(Task data):
━━━━━━━━━━
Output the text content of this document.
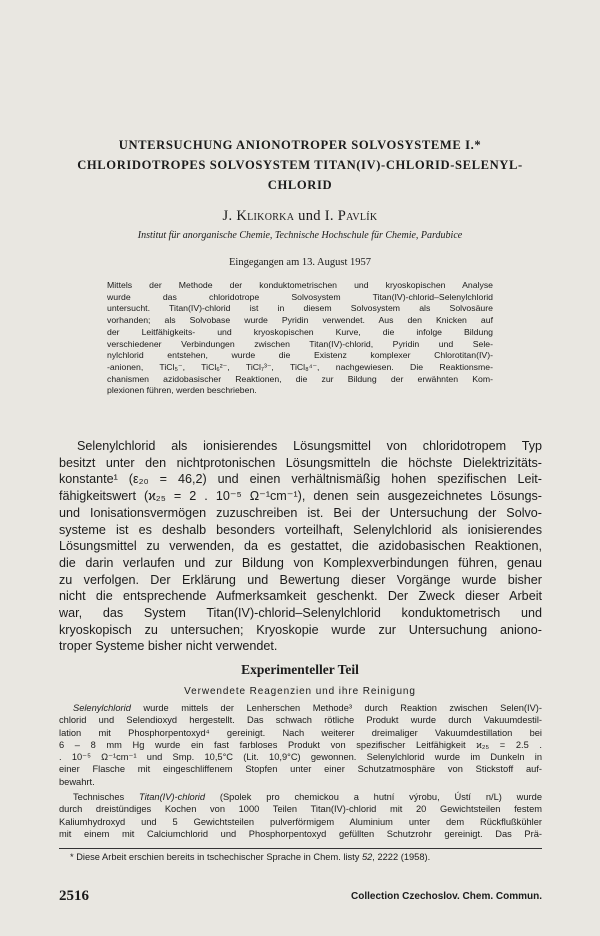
UNTERSUCHUNG ANIONOTROPER SOLVOSYSTEME I.*
CHLORIDOTROPES SOLVOSYSTEM TITAN(IV)-CHLORID-SELENYL-
CHLORID
J. Klikorka und I. Pavlík
Institut für anorganische Chemie, Technische Hochschule für Chemie, Pardubice
Eingegangen am 13. August 1957
Mittels der Methode der konduktometrischen und kryoskopischen Analyse
wurde das chloridotrope Solvosystem Titan(IV)-chlorid–Selenylchlorid
untersucht. Titan(IV)-chlorid ist in diesem Solvosystem als Solvosäure
vorhanden; als Solvobase wurde Pyridin verwendet. Aus den Knicken auf
der Leitfähigkeits- und kryoskopischen Kurve, die infolge Bildung
verschiedener Verbindungen zwischen Titan(IV)-chlorid, Pyridin und Sele-
nylchlorid entstehen, wurde die Existenz komplexer Chlorotitan(IV)-
-anionen, TiCl₅⁻, TiCl₆²⁻, TiCl₇³⁻, TiCl₈⁴⁻, nachgewiesen. Die Reaktionsme-
chanismen azidobasischer Reaktionen, die zur Bildung der erwähnten Kom-
plexionen führen, werden beschrieben.
Selenylchlorid als ionisierendes Lösungsmittel von chloridotropem Typ
besitzt unter den nichtprotonischen Lösungsmitteln die höchste Dielektrizitäts-
konstante¹ (ε₂₀ = 46,2) und einen verhältnismäßig hohen spezifischen Leit-
fähigkeitswert (ϰ₂₅ = 2 . 10⁻⁵ Ω⁻¹cm⁻¹), denen sein ausgezeichnetes Lösungs-
und Ionisationsvermögen zuzuschreiben ist. Bei der Untersuchung der Solvo-
systeme ist es deshalb besonders vorteilhaft, Selenylchlorid als ionisierendes
Lösungsmittel zu verwenden, da es gestattet, die azidobasischen Reaktionen,
die darin verlaufen und zur Bildung von Komplexverbindungen führen, genau
zu verfolgen. Der Erklärung und Bewertung dieser Vorgänge wurde bisher
nicht die entsprechende Aufmerksamkeit geschenkt. Der Zweck dieser Arbeit
war, das System Titan(IV)-chlorid–Selenylchlorid konduktometrisch und
kryoskopisch zu untersuchen; Kryoskopie wurde zur Untersuchung aniono-
troper Systeme bisher nicht verwendet.
Experimenteller Teil
Verwendete Reagenzien und ihre Reinigung
Selenylchlorid wurde mittels der Lenherschen Methode³ durch Reaktion zwischen Selen(IV)-
chlorid und Selendioxyd hergestellt. Das schwach rötliche Produkt wurde durch Vakuumdestil-
lation mit Phosphorpentoxyd⁴ gereinigt. Nach weiterer dreimaliger Vakuumdestillation bei
6 – 8 mm Hg wurde ein fast farbloses Produkt von spezifischer Leitfähigkeit ϰ₂₅ = 2.5 .
. 10⁻⁵ Ω⁻¹cm⁻¹ und Smp. 10,5°C (Lit. 10,9°C) gewonnen. Selenylchlorid wurde im Dunkeln in
einer Flasche mit eingeschliffenem Stopfen unter einer Schutzatmosphäre von Stickstoff auf-
bewahrt.
Technisches Titan(IV)-chlorid (Spolek pro chemickou a hutní výrobu, Ústí n/L) wurde
durch dreistündiges Kochen von 1000 Teilen Titan(IV)-chlorid mit 20 Gewichtsteilen festem
Kaliumhydroxyd und 5 Gewichtsteilen pulverförmigem Aluminium unter dem Rückflußkühler
mit einem mit Calciumchlorid und Phosphorpentoxyd gefüllten Schutzrohr gereinigt. Das Prä-
* Diese Arbeit erschien bereits in tschechischer Sprache in Chem. listy 52, 2222 (1958).
2516	Collection Czechoslov. Chem. Commun.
━━━━━━━━━━
(Task): Pull every line containing the word "Gewichtsteilen" out of the material and copy it.

(Final answer):
durch dreistündiges Kochen von 1000 Teilen Titan(IV)-chlorid mit 20 Gewichtsteilen festem
Kaliumhydroxyd und 5 Gewichtsteilen pulverförmigem Aluminium unter dem Rückflußkühler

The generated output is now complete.